Data records:
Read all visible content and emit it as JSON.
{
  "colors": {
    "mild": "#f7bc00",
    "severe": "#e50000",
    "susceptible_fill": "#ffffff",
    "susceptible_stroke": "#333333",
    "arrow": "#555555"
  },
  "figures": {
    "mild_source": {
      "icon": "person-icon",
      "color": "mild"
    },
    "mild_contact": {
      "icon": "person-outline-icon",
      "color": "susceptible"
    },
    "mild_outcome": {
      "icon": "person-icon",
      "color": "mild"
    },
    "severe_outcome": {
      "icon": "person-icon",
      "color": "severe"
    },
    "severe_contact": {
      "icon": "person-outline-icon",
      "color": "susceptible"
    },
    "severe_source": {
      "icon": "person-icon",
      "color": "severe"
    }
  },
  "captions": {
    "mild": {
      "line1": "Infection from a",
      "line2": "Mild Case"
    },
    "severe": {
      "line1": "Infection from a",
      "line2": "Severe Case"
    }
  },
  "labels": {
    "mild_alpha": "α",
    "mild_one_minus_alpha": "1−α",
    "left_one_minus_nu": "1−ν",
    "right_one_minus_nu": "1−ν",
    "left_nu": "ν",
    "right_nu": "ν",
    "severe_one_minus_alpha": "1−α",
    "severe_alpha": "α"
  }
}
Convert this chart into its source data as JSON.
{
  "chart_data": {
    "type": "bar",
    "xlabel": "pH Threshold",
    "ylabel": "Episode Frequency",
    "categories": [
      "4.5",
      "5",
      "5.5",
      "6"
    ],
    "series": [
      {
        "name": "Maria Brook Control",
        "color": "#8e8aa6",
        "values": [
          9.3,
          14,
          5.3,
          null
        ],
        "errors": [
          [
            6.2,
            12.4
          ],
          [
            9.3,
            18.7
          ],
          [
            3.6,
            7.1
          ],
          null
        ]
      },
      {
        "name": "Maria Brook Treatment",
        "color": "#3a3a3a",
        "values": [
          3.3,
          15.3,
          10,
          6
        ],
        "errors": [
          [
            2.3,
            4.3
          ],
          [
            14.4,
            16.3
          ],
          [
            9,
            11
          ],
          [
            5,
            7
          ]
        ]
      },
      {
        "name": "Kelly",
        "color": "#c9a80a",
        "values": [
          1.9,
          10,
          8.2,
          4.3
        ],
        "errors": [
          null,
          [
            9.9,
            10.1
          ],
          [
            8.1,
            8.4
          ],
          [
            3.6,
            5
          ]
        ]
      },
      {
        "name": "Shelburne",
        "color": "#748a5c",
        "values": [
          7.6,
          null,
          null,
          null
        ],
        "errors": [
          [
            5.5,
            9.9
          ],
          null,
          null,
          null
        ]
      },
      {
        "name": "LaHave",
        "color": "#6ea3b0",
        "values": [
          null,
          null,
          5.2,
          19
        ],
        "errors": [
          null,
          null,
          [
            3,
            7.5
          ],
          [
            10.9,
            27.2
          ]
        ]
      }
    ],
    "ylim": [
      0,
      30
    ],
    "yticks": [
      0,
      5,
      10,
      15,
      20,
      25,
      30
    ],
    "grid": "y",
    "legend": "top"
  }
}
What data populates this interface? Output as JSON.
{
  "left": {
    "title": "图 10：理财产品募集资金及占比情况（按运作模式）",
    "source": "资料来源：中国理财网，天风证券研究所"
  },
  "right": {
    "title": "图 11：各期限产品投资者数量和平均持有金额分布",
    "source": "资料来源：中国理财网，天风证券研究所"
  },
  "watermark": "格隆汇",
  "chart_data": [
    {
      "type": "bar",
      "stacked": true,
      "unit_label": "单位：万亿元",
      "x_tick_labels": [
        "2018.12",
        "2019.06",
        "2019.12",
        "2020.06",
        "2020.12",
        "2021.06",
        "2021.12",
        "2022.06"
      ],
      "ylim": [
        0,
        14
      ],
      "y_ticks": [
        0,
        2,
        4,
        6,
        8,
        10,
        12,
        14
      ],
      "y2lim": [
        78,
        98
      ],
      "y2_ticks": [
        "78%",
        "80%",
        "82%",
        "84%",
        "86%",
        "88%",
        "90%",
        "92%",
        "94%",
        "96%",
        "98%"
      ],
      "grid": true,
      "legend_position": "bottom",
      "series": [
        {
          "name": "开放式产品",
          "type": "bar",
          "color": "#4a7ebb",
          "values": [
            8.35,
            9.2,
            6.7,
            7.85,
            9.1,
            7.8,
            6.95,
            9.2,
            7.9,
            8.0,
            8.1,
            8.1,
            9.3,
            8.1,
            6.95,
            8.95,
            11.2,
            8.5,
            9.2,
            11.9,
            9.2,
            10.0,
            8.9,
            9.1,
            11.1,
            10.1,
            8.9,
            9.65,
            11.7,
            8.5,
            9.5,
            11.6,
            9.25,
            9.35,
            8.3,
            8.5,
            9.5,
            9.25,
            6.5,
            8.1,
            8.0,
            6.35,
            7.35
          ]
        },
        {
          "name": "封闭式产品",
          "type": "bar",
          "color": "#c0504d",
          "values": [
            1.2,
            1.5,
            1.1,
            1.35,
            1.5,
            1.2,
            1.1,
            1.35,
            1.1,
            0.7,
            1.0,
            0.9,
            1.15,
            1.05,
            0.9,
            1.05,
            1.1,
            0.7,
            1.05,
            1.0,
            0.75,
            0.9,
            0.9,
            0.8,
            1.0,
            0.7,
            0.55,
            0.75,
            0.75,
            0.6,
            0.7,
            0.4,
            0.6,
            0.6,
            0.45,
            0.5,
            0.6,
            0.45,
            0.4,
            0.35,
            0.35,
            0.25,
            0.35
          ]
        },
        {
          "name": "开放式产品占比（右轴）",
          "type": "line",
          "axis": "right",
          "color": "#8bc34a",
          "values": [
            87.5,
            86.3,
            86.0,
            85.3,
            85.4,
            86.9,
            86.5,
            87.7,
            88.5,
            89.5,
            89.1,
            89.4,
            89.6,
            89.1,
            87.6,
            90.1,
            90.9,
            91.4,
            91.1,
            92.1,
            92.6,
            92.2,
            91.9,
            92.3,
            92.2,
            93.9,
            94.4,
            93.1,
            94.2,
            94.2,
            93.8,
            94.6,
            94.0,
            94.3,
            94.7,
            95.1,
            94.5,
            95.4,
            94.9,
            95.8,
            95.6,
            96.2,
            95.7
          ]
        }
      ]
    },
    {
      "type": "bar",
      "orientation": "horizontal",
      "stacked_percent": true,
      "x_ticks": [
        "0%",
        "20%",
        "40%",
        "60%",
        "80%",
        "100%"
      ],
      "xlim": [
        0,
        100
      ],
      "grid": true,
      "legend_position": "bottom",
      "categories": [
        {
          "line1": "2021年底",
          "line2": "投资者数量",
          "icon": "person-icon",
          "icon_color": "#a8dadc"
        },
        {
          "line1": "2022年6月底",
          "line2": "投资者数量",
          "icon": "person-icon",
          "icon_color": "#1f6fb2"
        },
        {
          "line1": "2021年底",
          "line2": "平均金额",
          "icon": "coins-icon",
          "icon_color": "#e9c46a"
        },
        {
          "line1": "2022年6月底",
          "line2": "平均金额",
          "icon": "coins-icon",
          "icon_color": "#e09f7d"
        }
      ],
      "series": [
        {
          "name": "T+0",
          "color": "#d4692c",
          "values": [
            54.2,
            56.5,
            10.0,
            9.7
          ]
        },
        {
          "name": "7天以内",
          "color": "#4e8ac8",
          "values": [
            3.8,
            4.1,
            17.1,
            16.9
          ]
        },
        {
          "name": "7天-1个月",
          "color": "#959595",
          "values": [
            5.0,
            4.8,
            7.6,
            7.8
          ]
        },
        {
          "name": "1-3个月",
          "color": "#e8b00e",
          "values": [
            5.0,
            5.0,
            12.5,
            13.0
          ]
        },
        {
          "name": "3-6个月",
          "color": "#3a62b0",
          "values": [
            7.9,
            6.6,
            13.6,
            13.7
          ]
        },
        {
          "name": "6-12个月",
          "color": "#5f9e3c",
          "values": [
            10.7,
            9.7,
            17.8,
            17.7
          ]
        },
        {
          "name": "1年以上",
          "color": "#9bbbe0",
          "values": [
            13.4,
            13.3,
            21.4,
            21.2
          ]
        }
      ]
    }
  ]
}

Problem: From the entries above, copy each line holding "JSON".

The output:
Read all visible content and emit it as JSON.
Convert this chart into its source data as JSON.
What data populates this interface? Output as JSON.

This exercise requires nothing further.